Goal → Below is a listing to transcribe in full and exactly; keep the pictures out.

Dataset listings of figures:
***

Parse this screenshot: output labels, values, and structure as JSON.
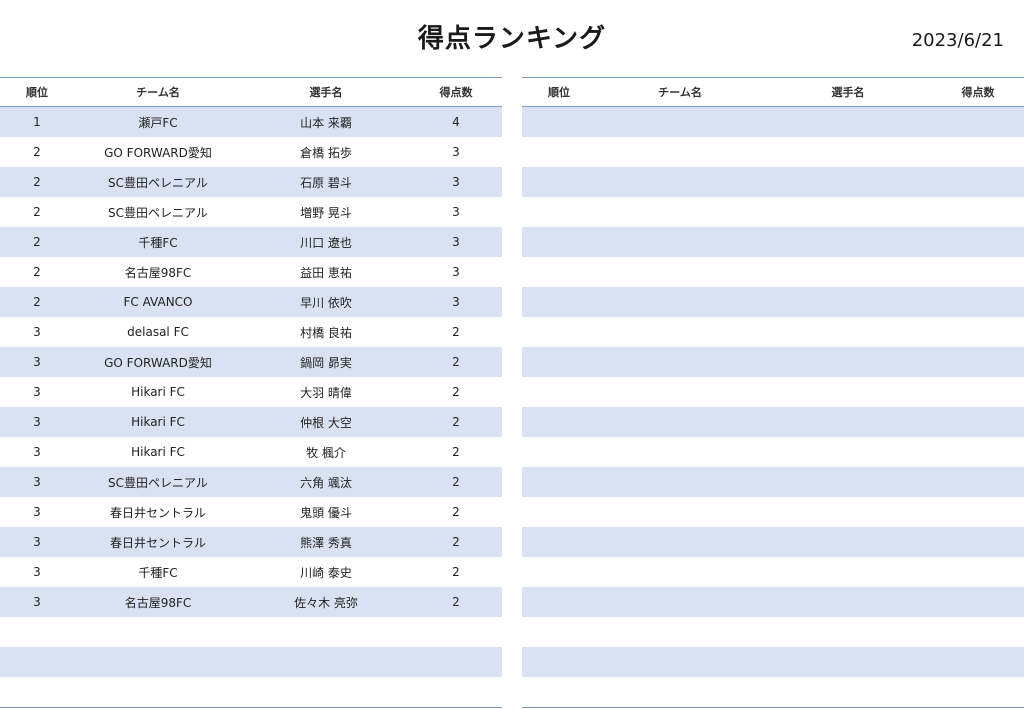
{
  "title": "得点ランキング",
  "date": "2023/6/21",
  "headers": {
    "rank": "順位",
    "team": "チーム名",
    "player": "選手名",
    "goals": "得点数"
  },
  "rows": [
    {
      "rank": "1",
      "team": "瀬戸FC",
      "player": "山本 来覇",
      "goals": "4"
    },
    {
      "rank": "2",
      "team": "GO FORWARD愛知",
      "player": "倉橋 拓歩",
      "goals": "3"
    },
    {
      "rank": "2",
      "team": "SC豊田ペレニアル",
      "player": "石原 碧斗",
      "goals": "3"
    },
    {
      "rank": "2",
      "team": "SC豊田ペレニアル",
      "player": "増野 晃斗",
      "goals": "3"
    },
    {
      "rank": "2",
      "team": "千種FC",
      "player": "川口 遼也",
      "goals": "3"
    },
    {
      "rank": "2",
      "team": "名古屋98FC",
      "player": "益田 恵祐",
      "goals": "3"
    },
    {
      "rank": "2",
      "team": "FC AVANCO",
      "player": "早川 依吹",
      "goals": "3"
    },
    {
      "rank": "3",
      "team": "delasal FC",
      "player": "村橋 良祐",
      "goals": "2"
    },
    {
      "rank": "3",
      "team": "GO FORWARD愛知",
      "player": "鍋岡 昴実",
      "goals": "2"
    },
    {
      "rank": "3",
      "team": "Hikari FC",
      "player": "大羽 晴偉",
      "goals": "2"
    },
    {
      "rank": "3",
      "team": "Hikari FC",
      "player": "仲根 大空",
      "goals": "2"
    },
    {
      "rank": "3",
      "team": "Hikari FC",
      "player": "牧 楓介",
      "goals": "2"
    },
    {
      "rank": "3",
      "team": "SC豊田ペレニアル",
      "player": "六角 颯汰",
      "goals": "2"
    },
    {
      "rank": "3",
      "team": "春日井セントラル",
      "player": "鬼頭 優斗",
      "goals": "2"
    },
    {
      "rank": "3",
      "team": "春日井セントラル",
      "player": "熊澤 秀真",
      "goals": "2"
    },
    {
      "rank": "3",
      "team": "千種FC",
      "player": "川崎 泰史",
      "goals": "2"
    },
    {
      "rank": "3",
      "team": "名古屋98FC",
      "player": "佐々木 亮弥",
      "goals": "2"
    }
  ],
  "emptyRowsLeft": 3,
  "emptyRowsRight": 20
}
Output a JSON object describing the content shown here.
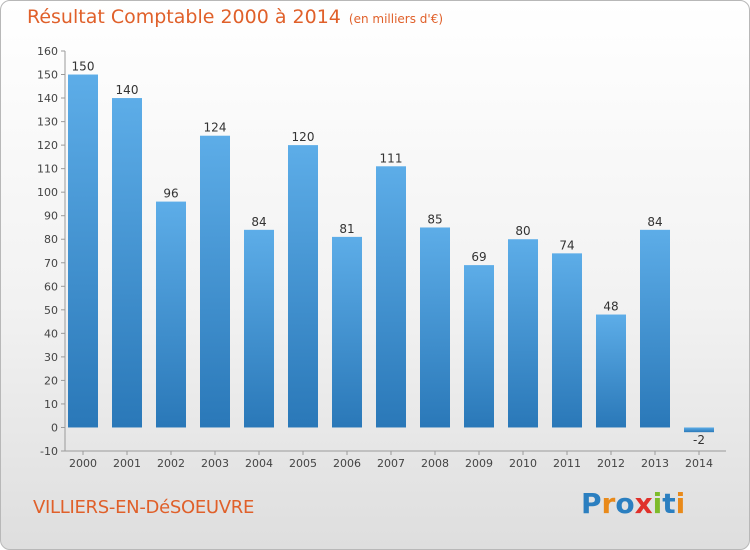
{
  "chart_data": {
    "type": "bar",
    "title": "Résultat Comptable 2000 à 2014",
    "subtitle": "(en milliers d'€)",
    "categories": [
      "2000",
      "2001",
      "2002",
      "2003",
      "2004",
      "2005",
      "2006",
      "2007",
      "2008",
      "2009",
      "2010",
      "2011",
      "2012",
      "2013",
      "2014"
    ],
    "values": [
      150,
      140,
      96,
      124,
      84,
      120,
      81,
      111,
      85,
      69,
      80,
      74,
      48,
      84,
      -2
    ],
    "ylim": [
      -10,
      160
    ],
    "yticks": [
      -10,
      0,
      10,
      20,
      30,
      40,
      50,
      60,
      70,
      80,
      90,
      100,
      110,
      120,
      130,
      140,
      150,
      160
    ],
    "grid": false,
    "bar_color_top": "#5dade8",
    "bar_color_bottom": "#2a78b8"
  },
  "footer": {
    "city": "VILLIERS-EN-DéSOEUVRE",
    "brand_letters": [
      {
        "ch": "P",
        "color": "#2b7fc0"
      },
      {
        "ch": "r",
        "color": "#e98a1a"
      },
      {
        "ch": "o",
        "color": "#2b7fc0"
      },
      {
        "ch": "x",
        "color": "#e0302a"
      },
      {
        "ch": "i",
        "color": "#7dbb2a"
      },
      {
        "ch": "t",
        "color": "#2b7fc0"
      },
      {
        "ch": "i",
        "color": "#e98a1a"
      }
    ]
  }
}
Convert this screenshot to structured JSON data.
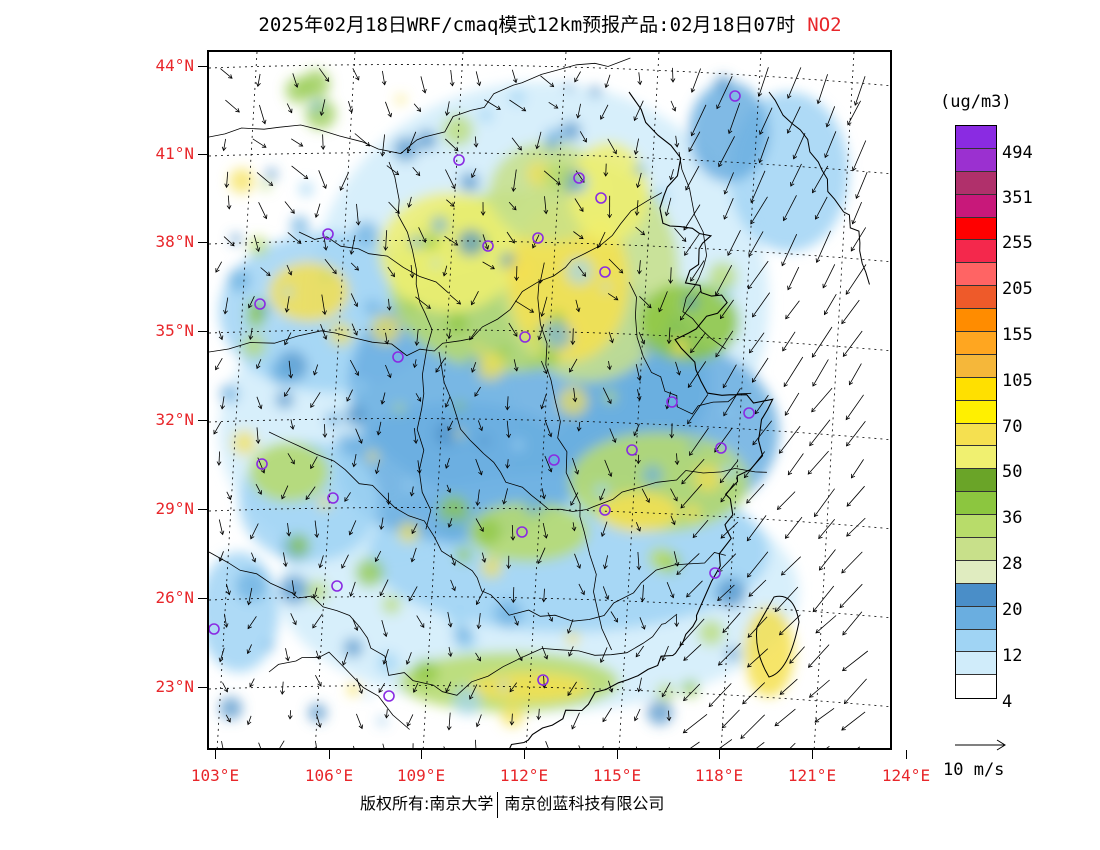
{
  "title": {
    "main": "2025年02月18日WRF/cmaq模式12km预报产品:02月18日07时",
    "species": "NO2",
    "species_color": "#e8262a"
  },
  "axes": {
    "lat_labels": [
      "44°N",
      "41°N",
      "38°N",
      "35°N",
      "32°N",
      "29°N",
      "26°N",
      "23°N"
    ],
    "lon_labels": [
      "103°E",
      "106°E",
      "109°E",
      "112°E",
      "115°E",
      "118°E",
      "121°E",
      "124°E"
    ],
    "label_color": "#e8262a"
  },
  "colorbar": {
    "unit": "(ug/m3)",
    "colors": [
      "#8a2be2",
      "#9b30d0",
      "#b0306b",
      "#c8187a",
      "#ff0000",
      "#f4284c",
      "#ff6464",
      "#ee5a2a",
      "#ff8c00",
      "#ffa620",
      "#f5b73a",
      "#ffe000",
      "#fff000",
      "#f5e050",
      "#f0f070",
      "#6aa428",
      "#8cc63f",
      "#b8dc6a",
      "#c8e08a",
      "#e0ecc0",
      "#4a8ec8",
      "#6aaee0",
      "#a0d4f4",
      "#d0ecfa",
      "#ffffff"
    ],
    "labels": [
      "494",
      "351",
      "255",
      "205",
      "155",
      "105",
      "70",
      "50",
      "36",
      "28",
      "20",
      "12",
      "4"
    ]
  },
  "wind_reference": {
    "label": "10 m/s"
  },
  "cities": [
    "marker",
    "marker",
    "marker",
    "marker",
    "marker",
    "marker",
    "marker",
    "marker",
    "marker",
    "marker",
    "marker",
    "marker",
    "marker",
    "marker",
    "marker",
    "marker",
    "marker",
    "marker",
    "marker",
    "marker",
    "marker",
    "marker",
    "marker",
    "marker",
    "marker"
  ],
  "footer": {
    "left": "版权所有:南京大学",
    "right": "南京创蓝科技有限公司"
  }
}
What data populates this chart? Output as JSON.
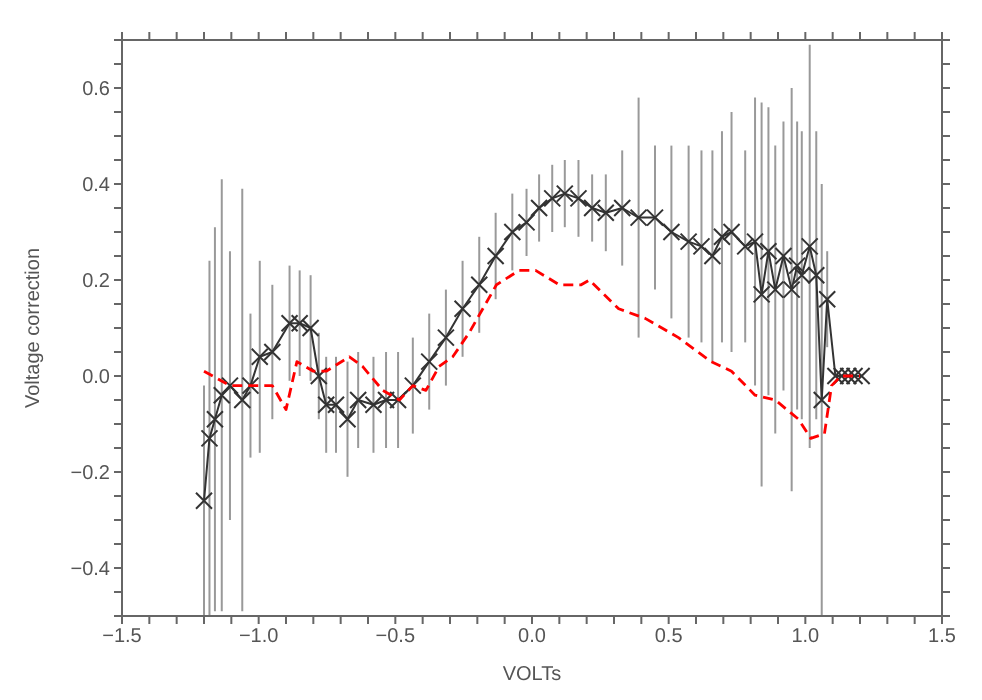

***

Exercise solution →
Parse this screenshot: output labels, values, and structure as JSON.
{
  "title": "得点ランキング",
  "date": "2023/6/21",
  "headers": {
    "rank": "順位",
    "team": "チーム名",
    "player": "選手名",
    "goals": "得点数"
  },
  "rows": [
    {
      "rank": "1",
      "team": "瀬戸FC",
      "player": "山本 来覇",
      "goals": "4"
    },
    {
      "rank": "2",
      "team": "GO FORWARD愛知",
      "player": "倉橋 拓歩",
      "goals": "3"
    },
    {
      "rank": "2",
      "team": "SC豊田ペレニアル",
      "player": "石原 碧斗",
      "goals": "3"
    },
    {
      "rank": "2",
      "team": "SC豊田ペレニアル",
      "player": "増野 晃斗",
      "goals": "3"
    },
    {
      "rank": "2",
      "team": "千種FC",
      "player": "川口 遼也",
      "goals": "3"
    },
    {
      "rank": "2",
      "team": "名古屋98FC",
      "player": "益田 恵祐",
      "goals": "3"
    },
    {
      "rank": "2",
      "team": "FC AVANCO",
      "player": "早川 依吹",
      "goals": "3"
    },
    {
      "rank": "3",
      "team": "delasal FC",
      "player": "村橋 良祐",
      "goals": "2"
    },
    {
      "rank": "3",
      "team": "GO FORWARD愛知",
      "player": "鍋岡 昴実",
      "goals": "2"
    },
    {
      "rank": "3",
      "team": "Hikari FC",
      "player": "大羽 晴偉",
      "goals": "2"
    },
    {
      "rank": "3",
      "team": "Hikari FC",
      "player": "仲根 大空",
      "goals": "2"
    },
    {
      "rank": "3",
      "team": "Hikari FC",
      "player": "牧 楓介",
      "goals": "2"
    },
    {
      "rank": "3",
      "team": "SC豊田ペレニアル",
      "player": "六角 颯汰",
      "goals": "2"
    },
    {
      "rank": "3",
      "team": "春日井セントラル",
      "player": "鬼頭 優斗",
      "goals": "2"
    },
    {
      "rank": "3",
      "team": "春日井セントラル",
      "player": "熊澤 秀真",
      "goals": "2"
    },
    {
      "rank": "3",
      "team": "千種FC",
      "player": "川崎 泰史",
      "goals": "2"
    },
    {
      "rank": "3",
      "team": "名古屋98FC",
      "player": "佐々木 亮弥",
      "goals": "2"
    }
  ],
  "emptyRowsLeft": 3,
  "emptyRowsRight": 20
}
Output a JSON object describing the content shown here.
{
  "chart_data": {
    "type": "bar",
    "title": "Résultat Comptable 2000 à 2014",
    "subtitle": "(en milliers d'€)",
    "categories": [
      "2000",
      "2001",
      "2002",
      "2003",
      "2004",
      "2005",
      "2006",
      "2007",
      "2008",
      "2009",
      "2010",
      "2011",
      "2012",
      "2013",
      "2014"
    ],
    "values": [
      150,
      140,
      96,
      124,
      84,
      120,
      81,
      111,
      85,
      69,
      80,
      74,
      48,
      84,
      -2
    ],
    "ylim": [
      -10,
      160
    ],
    "yticks": [
      -10,
      0,
      10,
      20,
      30,
      40,
      50,
      60,
      70,
      80,
      90,
      100,
      110,
      120,
      130,
      140,
      150,
      160
    ],
    "grid": false,
    "bar_color_top": "#5dade8",
    "bar_color_bottom": "#2a78b8"
  },
  "footer": {
    "city": "VILLIERS-EN-DéSOEUVRE",
    "brand_letters": [
      {
        "ch": "P",
        "color": "#2b7fc0"
      },
      {
        "ch": "r",
        "color": "#e98a1a"
      },
      {
        "ch": "o",
        "color": "#2b7fc0"
      },
      {
        "ch": "x",
        "color": "#e0302a"
      },
      {
        "ch": "i",
        "color": "#7dbb2a"
      },
      {
        "ch": "t",
        "color": "#2b7fc0"
      },
      {
        "ch": "i",
        "color": "#e98a1a"
      }
    ]
  }
}
Convert this screenshot to structured JSON data.
{
  "title": {
    "main": "2025年02月18日WRF/cmaq模式12km预报产品:02月18日07时",
    "species": "NO2",
    "species_color": "#e8262a"
  },
  "axes": {
    "lat_labels": [
      "44°N",
      "41°N",
      "38°N",
      "35°N",
      "32°N",
      "29°N",
      "26°N",
      "23°N"
    ],
    "lon_labels": [
      "103°E",
      "106°E",
      "109°E",
      "112°E",
      "115°E",
      "118°E",
      "121°E",
      "124°E"
    ],
    "label_color": "#e8262a"
  },
  "colorbar": {
    "unit": "(ug/m3)",
    "colors": [
      "#8a2be2",
      "#9b30d0",
      "#b0306b",
      "#c8187a",
      "#ff0000",
      "#f4284c",
      "#ff6464",
      "#ee5a2a",
      "#ff8c00",
      "#ffa620",
      "#f5b73a",
      "#ffe000",
      "#fff000",
      "#f5e050",
      "#f0f070",
      "#6aa428",
      "#8cc63f",
      "#b8dc6a",
      "#c8e08a",
      "#e0ecc0",
      "#4a8ec8",
      "#6aaee0",
      "#a0d4f4",
      "#d0ecfa",
      "#ffffff"
    ],
    "labels": [
      "494",
      "351",
      "255",
      "205",
      "155",
      "105",
      "70",
      "50",
      "36",
      "28",
      "20",
      "12",
      "4"
    ]
  },
  "wind_reference": {
    "label": "10 m/s"
  },
  "cities": [
    "marker",
    "marker",
    "marker",
    "marker",
    "marker",
    "marker",
    "marker",
    "marker",
    "marker",
    "marker",
    "marker",
    "marker",
    "marker",
    "marker",
    "marker",
    "marker",
    "marker",
    "marker",
    "marker",
    "marker",
    "marker",
    "marker",
    "marker",
    "marker",
    "marker"
  ],
  "footer": {
    "left": "版权所有:南京大学",
    "right": "南京创蓝科技有限公司"
  }
}
What data populates this chart? Output as JSON.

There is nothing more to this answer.